__Your instructions__: Reproduce the material in full, unchanged.

Stored records:
------------------------------

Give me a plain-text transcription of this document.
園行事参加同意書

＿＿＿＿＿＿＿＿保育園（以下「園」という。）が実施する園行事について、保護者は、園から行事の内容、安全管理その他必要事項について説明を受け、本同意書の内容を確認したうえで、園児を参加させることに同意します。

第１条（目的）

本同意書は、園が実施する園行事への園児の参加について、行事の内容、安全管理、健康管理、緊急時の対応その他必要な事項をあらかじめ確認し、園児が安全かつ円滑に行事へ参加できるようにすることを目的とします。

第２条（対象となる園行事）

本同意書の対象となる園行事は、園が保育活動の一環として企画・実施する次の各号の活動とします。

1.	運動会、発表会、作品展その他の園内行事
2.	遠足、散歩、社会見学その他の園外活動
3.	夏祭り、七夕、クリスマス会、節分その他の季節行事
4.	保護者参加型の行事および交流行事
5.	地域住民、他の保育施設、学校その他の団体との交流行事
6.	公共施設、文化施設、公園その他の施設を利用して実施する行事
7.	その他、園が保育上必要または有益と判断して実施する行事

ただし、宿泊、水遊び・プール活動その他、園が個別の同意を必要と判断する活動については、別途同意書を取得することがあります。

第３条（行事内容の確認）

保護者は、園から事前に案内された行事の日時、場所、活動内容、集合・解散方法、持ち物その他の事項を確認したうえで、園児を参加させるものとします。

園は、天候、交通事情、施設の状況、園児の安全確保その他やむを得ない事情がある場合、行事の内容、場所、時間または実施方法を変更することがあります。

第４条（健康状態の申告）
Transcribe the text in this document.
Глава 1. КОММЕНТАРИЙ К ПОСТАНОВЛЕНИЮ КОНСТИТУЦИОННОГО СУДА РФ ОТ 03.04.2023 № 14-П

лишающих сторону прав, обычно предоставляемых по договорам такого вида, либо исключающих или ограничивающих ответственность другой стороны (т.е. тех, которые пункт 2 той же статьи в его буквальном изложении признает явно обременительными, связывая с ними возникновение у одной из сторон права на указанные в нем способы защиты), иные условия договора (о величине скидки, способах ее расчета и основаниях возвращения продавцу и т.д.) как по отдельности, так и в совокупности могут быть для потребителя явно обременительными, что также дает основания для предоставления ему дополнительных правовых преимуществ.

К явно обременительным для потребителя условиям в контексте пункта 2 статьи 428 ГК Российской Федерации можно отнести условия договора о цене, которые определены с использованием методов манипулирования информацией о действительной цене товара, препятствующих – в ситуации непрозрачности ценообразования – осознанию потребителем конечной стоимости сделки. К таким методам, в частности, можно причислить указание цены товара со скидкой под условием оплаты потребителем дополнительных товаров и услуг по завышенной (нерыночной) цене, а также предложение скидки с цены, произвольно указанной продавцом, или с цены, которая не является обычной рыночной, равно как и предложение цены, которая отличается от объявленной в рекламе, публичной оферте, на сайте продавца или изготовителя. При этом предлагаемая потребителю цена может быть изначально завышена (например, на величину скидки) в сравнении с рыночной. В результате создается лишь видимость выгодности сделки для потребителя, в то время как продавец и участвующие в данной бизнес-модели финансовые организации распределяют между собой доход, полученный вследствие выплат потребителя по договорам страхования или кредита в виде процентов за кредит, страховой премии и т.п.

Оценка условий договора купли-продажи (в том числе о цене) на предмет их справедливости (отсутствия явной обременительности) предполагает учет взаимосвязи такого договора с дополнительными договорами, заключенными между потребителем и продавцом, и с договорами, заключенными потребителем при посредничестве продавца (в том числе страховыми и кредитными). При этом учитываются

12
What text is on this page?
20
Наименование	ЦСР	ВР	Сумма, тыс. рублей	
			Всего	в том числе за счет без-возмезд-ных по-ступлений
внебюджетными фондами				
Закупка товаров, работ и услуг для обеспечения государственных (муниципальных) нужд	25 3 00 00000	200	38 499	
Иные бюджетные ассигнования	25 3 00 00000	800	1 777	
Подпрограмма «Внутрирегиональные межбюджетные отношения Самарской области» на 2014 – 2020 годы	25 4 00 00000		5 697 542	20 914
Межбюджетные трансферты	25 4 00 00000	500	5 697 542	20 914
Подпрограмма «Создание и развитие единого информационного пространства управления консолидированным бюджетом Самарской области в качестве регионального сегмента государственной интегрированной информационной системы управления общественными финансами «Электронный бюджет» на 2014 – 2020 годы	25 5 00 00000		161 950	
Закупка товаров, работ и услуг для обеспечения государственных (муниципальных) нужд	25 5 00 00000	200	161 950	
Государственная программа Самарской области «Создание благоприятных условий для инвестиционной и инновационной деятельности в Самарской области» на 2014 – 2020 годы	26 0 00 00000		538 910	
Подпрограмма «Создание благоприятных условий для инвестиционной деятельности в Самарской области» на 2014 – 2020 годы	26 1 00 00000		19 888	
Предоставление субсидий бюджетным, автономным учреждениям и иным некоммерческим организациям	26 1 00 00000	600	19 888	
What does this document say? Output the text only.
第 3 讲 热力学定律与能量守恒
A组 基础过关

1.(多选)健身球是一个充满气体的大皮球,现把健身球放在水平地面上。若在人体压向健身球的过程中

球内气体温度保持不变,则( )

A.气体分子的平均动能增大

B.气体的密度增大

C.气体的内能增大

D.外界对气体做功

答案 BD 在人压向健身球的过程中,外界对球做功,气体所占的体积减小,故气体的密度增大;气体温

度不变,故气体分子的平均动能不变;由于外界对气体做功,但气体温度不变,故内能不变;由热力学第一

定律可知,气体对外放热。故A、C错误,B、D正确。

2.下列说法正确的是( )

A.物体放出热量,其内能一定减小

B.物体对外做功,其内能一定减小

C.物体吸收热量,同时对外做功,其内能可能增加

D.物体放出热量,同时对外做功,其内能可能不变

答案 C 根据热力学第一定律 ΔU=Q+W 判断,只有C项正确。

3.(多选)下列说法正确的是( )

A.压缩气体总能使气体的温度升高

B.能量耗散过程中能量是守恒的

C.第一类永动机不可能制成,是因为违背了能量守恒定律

------------------------------

__Correct result__:
Give me a plain-text transcription of this document.
園行事参加同意書

＿＿＿＿＿＿＿＿保育園（以下「園」という。）が実施する園行事について、保護者は、園から行事の内容、安全管理その他必要事項について説明を受け、本同意書の内容を確認したうえで、園児を参加させることに同意します。

第１条（目的）

本同意書は、園が実施する園行事への園児の参加について、行事の内容、安全管理、健康管理、緊急時の対応その他必要な事項をあらかじめ確認し、園児が安全かつ円滑に行事へ参加できるようにすることを目的とします。

第２条（対象となる園行事）

本同意書の対象となる園行事は、園が保育活動の一環として企画・実施する次の各号の活動とします。

1.	運動会、発表会、作品展その他の園内行事
2.	遠足、散歩、社会見学その他の園外活動
3.	夏祭り、七夕、クリスマス会、節分その他の季節行事
4.	保護者参加型の行事および交流行事
5.	地域住民、他の保育施設、学校その他の団体との交流行事
6.	公共施設、文化施設、公園その他の施設を利用して実施する行事
7.	その他、園が保育上必要または有益と判断して実施する行事

ただし、宿泊、水遊び・プール活動その他、園が個別の同意を必要と判断する活動については、別途同意書を取得することがあります。

第３条（行事内容の確認）

保護者は、園から事前に案内された行事の日時、場所、活動内容、集合・解散方法、持ち物その他の事項を確認したうえで、園児を参加させるものとします。

園は、天候、交通事情、施設の状況、園児の安全確保その他やむを得ない事情がある場合、行事の内容、場所、時間または実施方法を変更することがあります。

第４条（健康状態の申告）
Transcribe the text in this document.
Глава 1. КОММЕНТАРИЙ К ПОСТАНОВЛЕНИЮ КОНСТИТУЦИОННОГО СУДА РФ ОТ 03.04.2023 № 14-П

лишающих сторону прав, обычно предоставляемых по договорам такого вида, либо исключающих или ограничивающих ответственность другой стороны (т.е. тех, которые пункт 2 той же статьи в его буквальном изложении признает явно обременительными, связывая с ними возникновение у одной из сторон права на указанные в нем способы защиты), иные условия договора (о величине скидки, способах ее расчета и основаниях возвращения продавцу и т.д.) как по отдельности, так и в совокупности могут быть для потребителя явно обременительными, что также дает основания для предоставления ему дополнительных правовых преимуществ.

К явно обременительным для потребителя условиям в контексте пункта 2 статьи 428 ГК Российской Федерации можно отнести условия договора о цене, которые определены с использованием методов манипулирования информацией о действительной цене товара, препятствующих – в ситуации непрозрачности ценообразования – осознанию потребителем конечной стоимости сделки. К таким методам, в частности, можно причислить указание цены товара со скидкой под условием оплаты потребителем дополнительных товаров и услуг по завышенной (нерыночной) цене, а также предложение скидки с цены, произвольно указанной продавцом, или с цены, которая не является обычной рыночной, равно как и предложение цены, которая отличается от объявленной в рекламе, публичной оферте, на сайте продавца или изготовителя. При этом предлагаемая потребителю цена может быть изначально завышена (например, на величину скидки) в сравнении с рыночной. В результате создается лишь видимость выгодности сделки для потребителя, в то время как продавец и участвующие в данной бизнес-модели финансовые организации распределяют между собой доход, полученный вследствие выплат потребителя по договорам страхования или кредита в виде процентов за кредит, страховой премии и т.п.

Оценка условий договора купли-продажи (в том числе о цене) на предмет их справедливости (отсутствия явной обременительности) предполагает учет взаимосвязи такого договора с дополнительными договорами, заключенными между потребителем и продавцом, и с договорами, заключенными потребителем при посредничестве продавца (в том числе страховыми и кредитными). При этом учитываются

12
What text is on this page?
20
Наименование	ЦСР	ВР	Сумма, тыс. рублей	
			Всего	в том числе за счет без-возмезд-ных по-ступлений
внебюджетными фондами				
Закупка товаров, работ и услуг для обеспечения государственных (муниципальных) нужд	25 3 00 00000	200	38 499	
Иные бюджетные ассигнования	25 3 00 00000	800	1 777	
Подпрограмма «Внутрирегиональные межбюджетные отношения Самарской области» на 2014 – 2020 годы	25 4 00 00000		5 697 542	20 914
Межбюджетные трансферты	25 4 00 00000	500	5 697 542	20 914
Подпрограмма «Создание и развитие единого информационного пространства управления консолидированным бюджетом Самарской области в качестве регионального сегмента государственной интегрированной информационной системы управления общественными финансами «Электронный бюджет» на 2014 – 2020 годы	25 5 00 00000		161 950	
Закупка товаров, работ и услуг для обеспечения государственных (муниципальных) нужд	25 5 00 00000	200	161 950	
Государственная программа Самарской области «Создание благоприятных условий для инвестиционной и инновационной деятельности в Самарской области» на 2014 – 2020 годы	26 0 00 00000		538 910	
Подпрограмма «Создание благоприятных условий для инвестиционной деятельности в Самарской области» на 2014 – 2020 годы	26 1 00 00000		19 888	
Предоставление субсидий бюджетным, автономным учреждениям и иным некоммерческим организациям	26 1 00 00000	600	19 888	
What does this document say? Output the text only.
第 3 讲 热力学定律与能量守恒
A组 基础过关

1.(多选)健身球是一个充满气体的大皮球,现把健身球放在水平地面上。若在人体压向健身球的过程中

球内气体温度保持不变,则( )

A.气体分子的平均动能增大

B.气体的密度增大

C.气体的内能增大

D.外界对气体做功

答案 BD 在人压向健身球的过程中,外界对球做功,气体所占的体积减小,故气体的密度增大;气体温

度不变,故气体分子的平均动能不变;由于外界对气体做功,但气体温度不变,故内能不变;由热力学第一

定律可知,气体对外放热。故A、C错误,B、D正确。

2.下列说法正确的是( )

A.物体放出热量,其内能一定减小

B.物体对外做功,其内能一定减小

C.物体吸收热量,同时对外做功,其内能可能增加

D.物体放出热量,同时对外做功,其内能可能不变

答案 C 根据热力学第一定律 ΔU=Q+W 判断,只有C项正确。

3.(多选)下列说法正确的是( )

A.压缩气体总能使气体的温度升高

B.能量耗散过程中能量是守恒的

C.第一类永动机不可能制成,是因为违背了能量守恒定律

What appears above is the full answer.